→ Data to use:

══════════

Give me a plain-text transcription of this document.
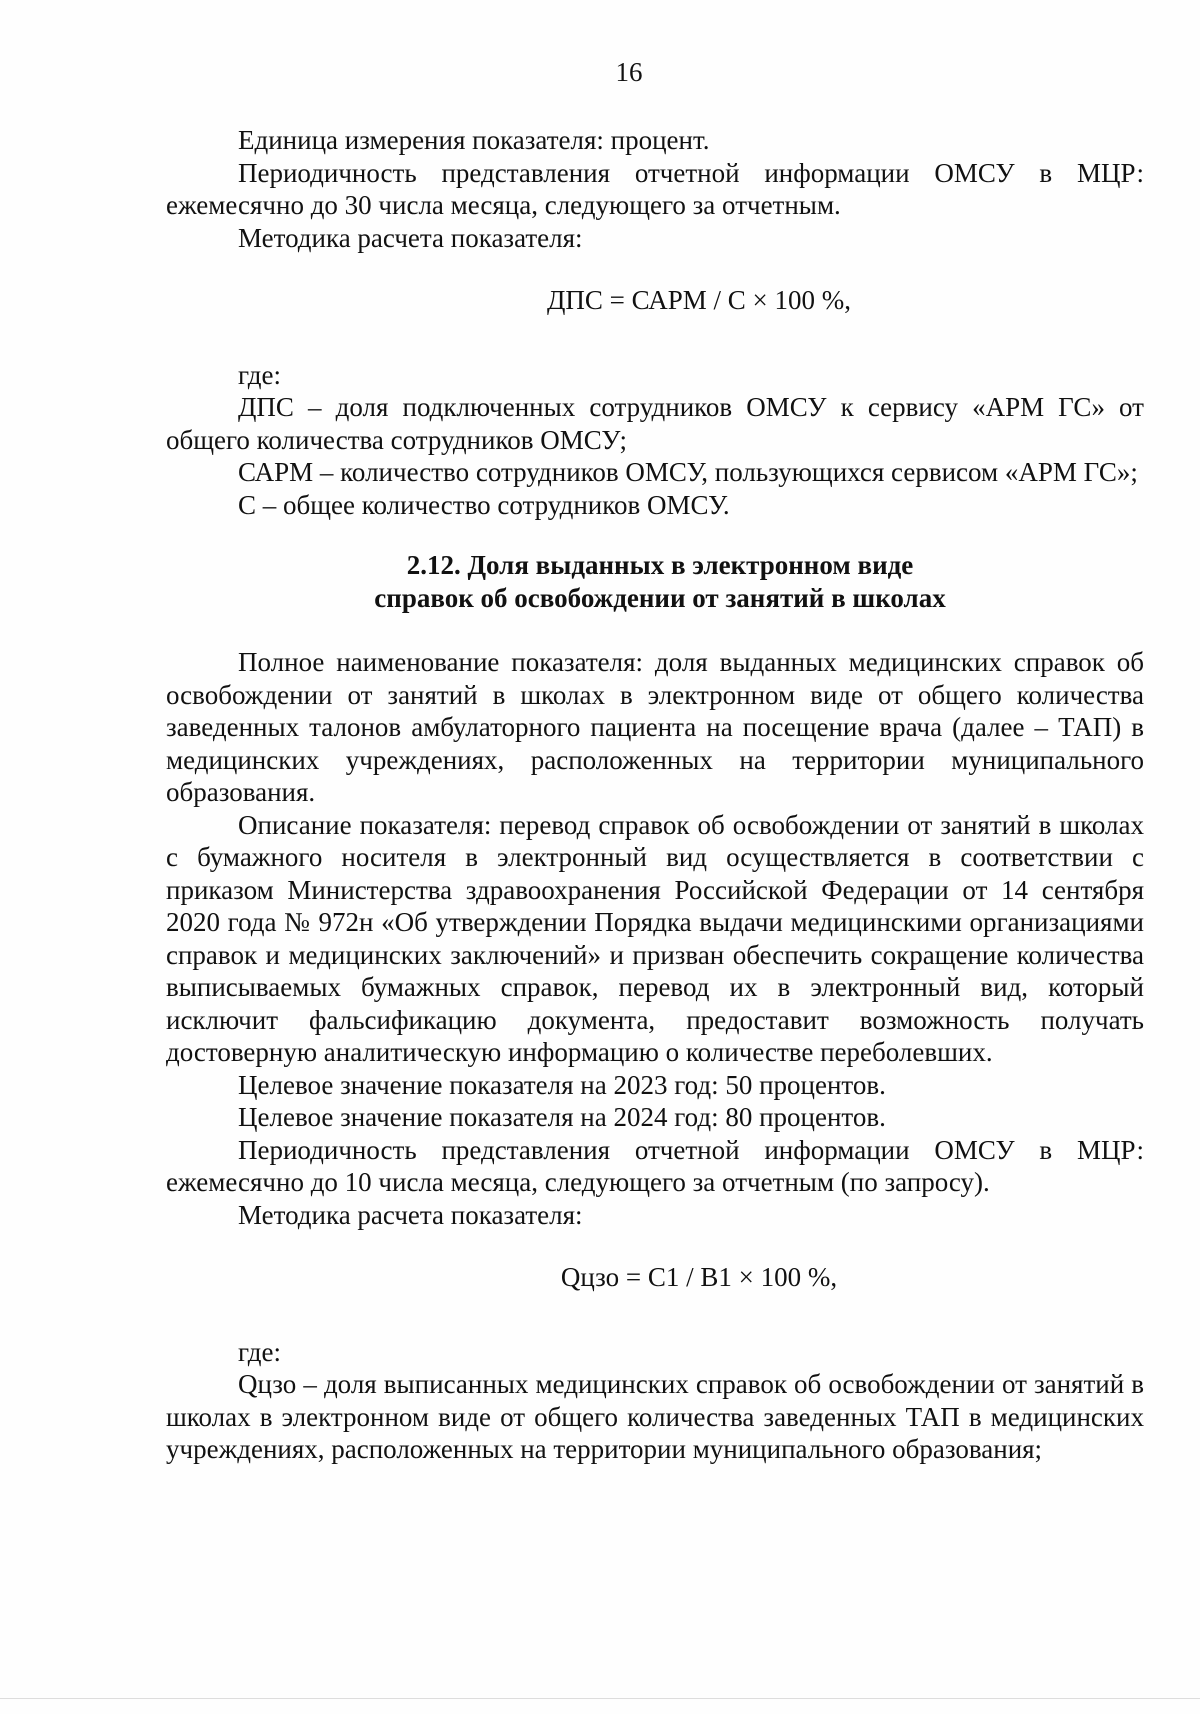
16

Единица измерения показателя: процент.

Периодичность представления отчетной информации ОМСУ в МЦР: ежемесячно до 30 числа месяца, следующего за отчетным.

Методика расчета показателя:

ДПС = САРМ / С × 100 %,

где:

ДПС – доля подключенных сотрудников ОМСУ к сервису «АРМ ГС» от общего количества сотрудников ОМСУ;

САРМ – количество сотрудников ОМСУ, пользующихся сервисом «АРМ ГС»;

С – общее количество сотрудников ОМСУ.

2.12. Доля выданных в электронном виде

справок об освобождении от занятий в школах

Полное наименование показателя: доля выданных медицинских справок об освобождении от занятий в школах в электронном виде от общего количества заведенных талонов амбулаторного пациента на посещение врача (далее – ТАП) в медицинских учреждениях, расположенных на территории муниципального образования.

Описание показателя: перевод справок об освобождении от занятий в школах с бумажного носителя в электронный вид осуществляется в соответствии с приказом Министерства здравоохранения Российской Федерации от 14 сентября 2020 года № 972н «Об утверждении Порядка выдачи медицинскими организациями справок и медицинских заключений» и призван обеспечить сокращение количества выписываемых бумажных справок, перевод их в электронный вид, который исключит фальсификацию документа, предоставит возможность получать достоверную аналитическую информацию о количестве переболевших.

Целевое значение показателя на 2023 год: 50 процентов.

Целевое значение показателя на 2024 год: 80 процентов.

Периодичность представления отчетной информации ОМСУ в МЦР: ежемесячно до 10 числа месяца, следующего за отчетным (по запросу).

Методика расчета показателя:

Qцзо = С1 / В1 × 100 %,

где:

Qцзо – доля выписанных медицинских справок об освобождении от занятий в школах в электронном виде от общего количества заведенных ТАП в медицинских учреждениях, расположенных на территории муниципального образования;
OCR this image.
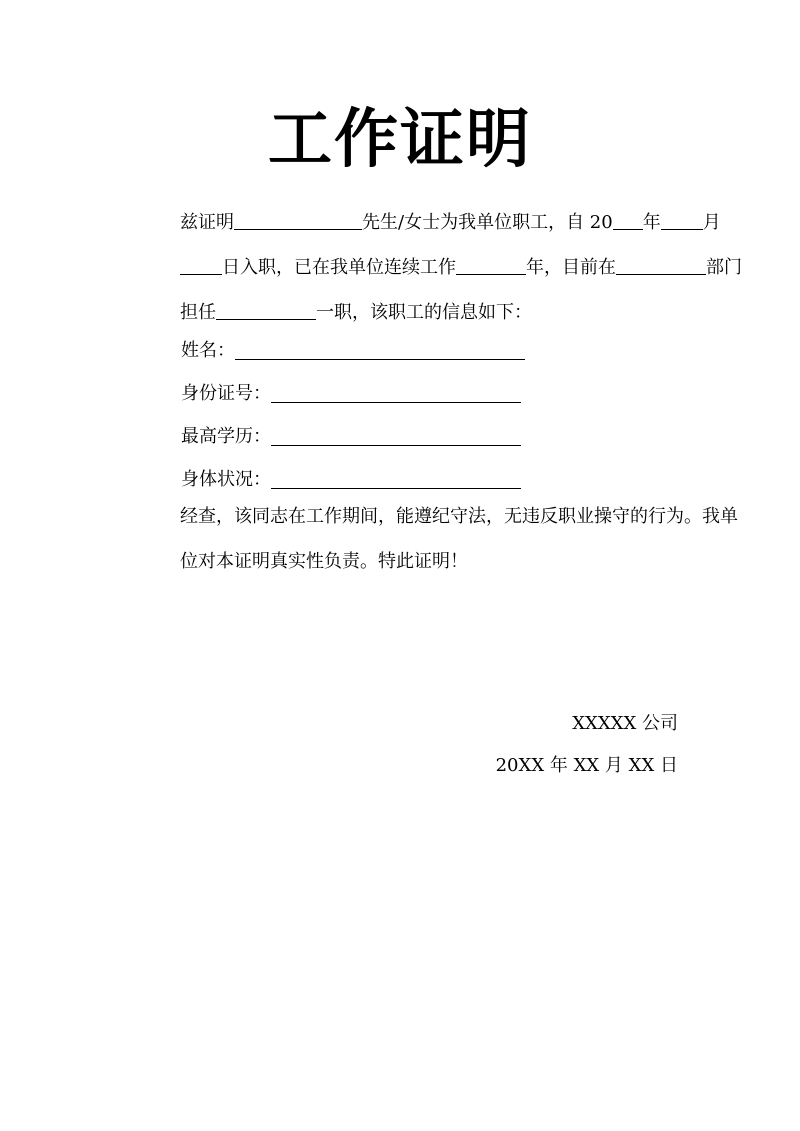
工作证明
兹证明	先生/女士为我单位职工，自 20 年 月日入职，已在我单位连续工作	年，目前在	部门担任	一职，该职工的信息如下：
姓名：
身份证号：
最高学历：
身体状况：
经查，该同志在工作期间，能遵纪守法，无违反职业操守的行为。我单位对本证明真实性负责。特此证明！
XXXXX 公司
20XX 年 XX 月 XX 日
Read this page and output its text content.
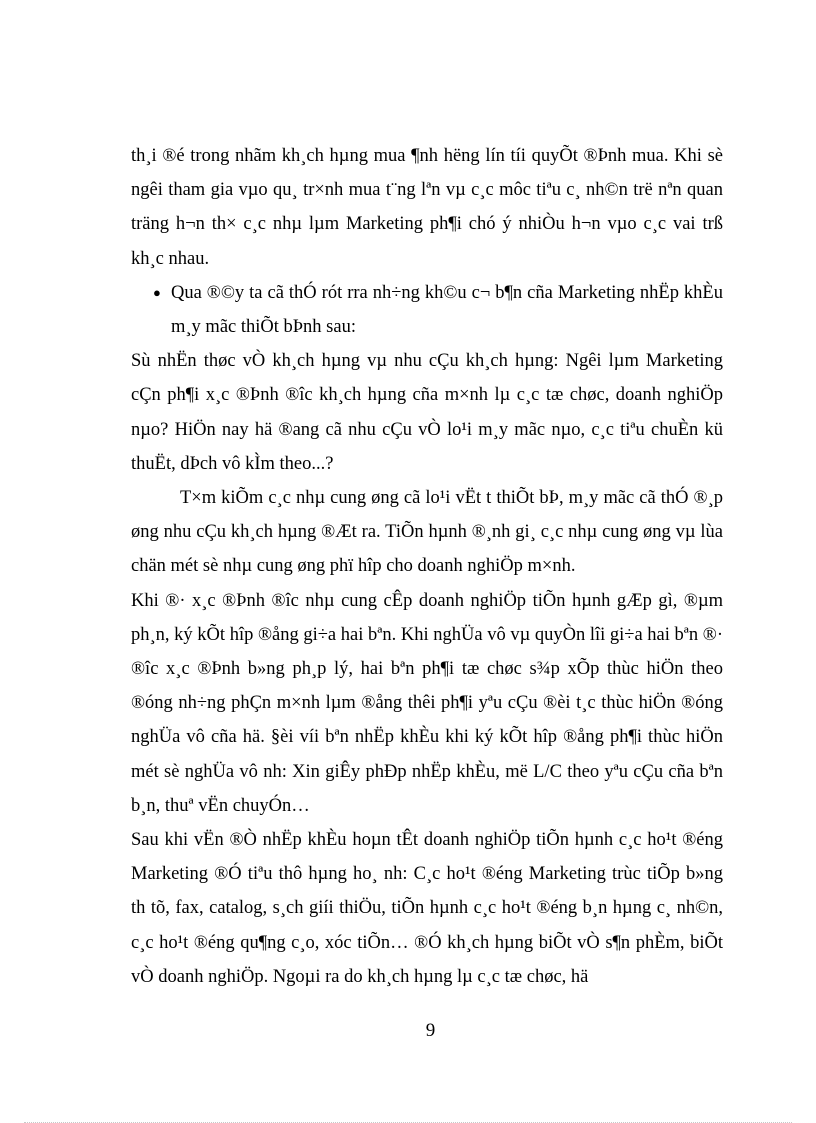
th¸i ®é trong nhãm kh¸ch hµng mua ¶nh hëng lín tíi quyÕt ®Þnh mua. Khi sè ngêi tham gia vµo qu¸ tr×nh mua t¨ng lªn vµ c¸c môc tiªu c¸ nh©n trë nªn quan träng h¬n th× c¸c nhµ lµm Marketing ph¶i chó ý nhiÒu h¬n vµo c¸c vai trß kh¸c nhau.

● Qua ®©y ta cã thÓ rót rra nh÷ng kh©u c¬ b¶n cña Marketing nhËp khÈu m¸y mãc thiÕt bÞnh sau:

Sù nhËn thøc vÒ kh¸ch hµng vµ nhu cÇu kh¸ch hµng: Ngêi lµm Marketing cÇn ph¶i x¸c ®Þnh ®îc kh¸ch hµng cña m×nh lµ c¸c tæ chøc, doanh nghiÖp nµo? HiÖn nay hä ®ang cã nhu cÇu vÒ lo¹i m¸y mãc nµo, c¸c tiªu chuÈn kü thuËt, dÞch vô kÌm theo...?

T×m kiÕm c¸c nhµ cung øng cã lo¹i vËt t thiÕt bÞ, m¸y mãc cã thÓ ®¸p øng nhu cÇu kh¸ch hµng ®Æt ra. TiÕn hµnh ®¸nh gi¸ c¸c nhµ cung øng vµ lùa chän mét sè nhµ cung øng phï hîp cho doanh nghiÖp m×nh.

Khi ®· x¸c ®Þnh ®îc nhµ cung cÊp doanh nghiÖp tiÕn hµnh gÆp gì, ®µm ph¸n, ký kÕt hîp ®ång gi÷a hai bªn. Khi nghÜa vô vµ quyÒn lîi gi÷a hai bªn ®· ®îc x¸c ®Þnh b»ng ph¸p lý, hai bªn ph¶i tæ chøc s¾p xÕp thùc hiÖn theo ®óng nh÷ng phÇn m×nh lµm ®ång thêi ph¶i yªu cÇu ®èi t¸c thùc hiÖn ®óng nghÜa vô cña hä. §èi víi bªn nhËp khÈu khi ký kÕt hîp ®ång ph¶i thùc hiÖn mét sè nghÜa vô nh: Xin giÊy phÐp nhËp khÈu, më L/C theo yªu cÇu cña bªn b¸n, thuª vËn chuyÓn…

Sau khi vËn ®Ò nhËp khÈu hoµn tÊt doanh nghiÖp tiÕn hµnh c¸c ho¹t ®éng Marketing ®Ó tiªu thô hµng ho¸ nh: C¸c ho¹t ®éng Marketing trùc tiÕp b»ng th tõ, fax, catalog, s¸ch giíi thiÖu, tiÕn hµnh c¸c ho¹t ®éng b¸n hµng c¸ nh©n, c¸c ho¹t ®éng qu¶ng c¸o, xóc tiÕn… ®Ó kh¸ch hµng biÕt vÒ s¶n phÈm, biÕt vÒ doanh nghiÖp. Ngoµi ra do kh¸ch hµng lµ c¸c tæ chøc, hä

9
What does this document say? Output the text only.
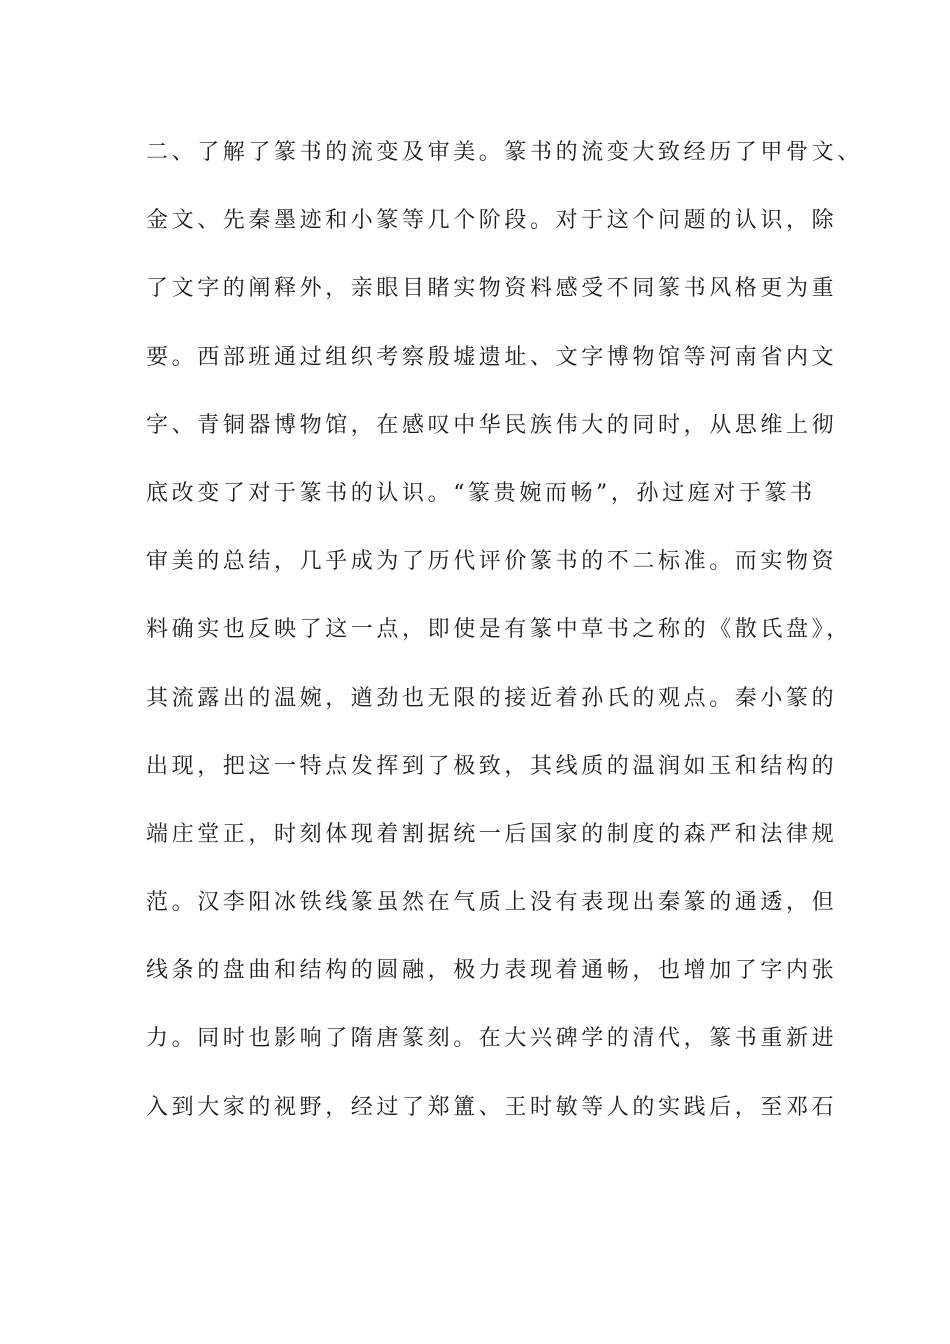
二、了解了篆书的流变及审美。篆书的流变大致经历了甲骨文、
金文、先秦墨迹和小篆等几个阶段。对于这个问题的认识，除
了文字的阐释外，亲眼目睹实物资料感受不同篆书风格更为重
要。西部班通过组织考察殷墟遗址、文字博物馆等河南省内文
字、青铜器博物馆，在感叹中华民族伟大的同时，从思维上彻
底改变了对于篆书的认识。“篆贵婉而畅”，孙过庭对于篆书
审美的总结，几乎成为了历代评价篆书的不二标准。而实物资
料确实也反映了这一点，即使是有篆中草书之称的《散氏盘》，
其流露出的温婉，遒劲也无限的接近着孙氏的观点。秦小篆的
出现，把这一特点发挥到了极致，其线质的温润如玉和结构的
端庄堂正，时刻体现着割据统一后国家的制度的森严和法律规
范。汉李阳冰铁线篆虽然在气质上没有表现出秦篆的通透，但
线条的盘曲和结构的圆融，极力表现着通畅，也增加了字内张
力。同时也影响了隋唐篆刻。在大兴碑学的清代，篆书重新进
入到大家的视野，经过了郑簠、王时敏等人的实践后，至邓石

══════════

→ The request:
Count the lines that hold the string "образования" and state that number alone.

→ Exercise answer:
2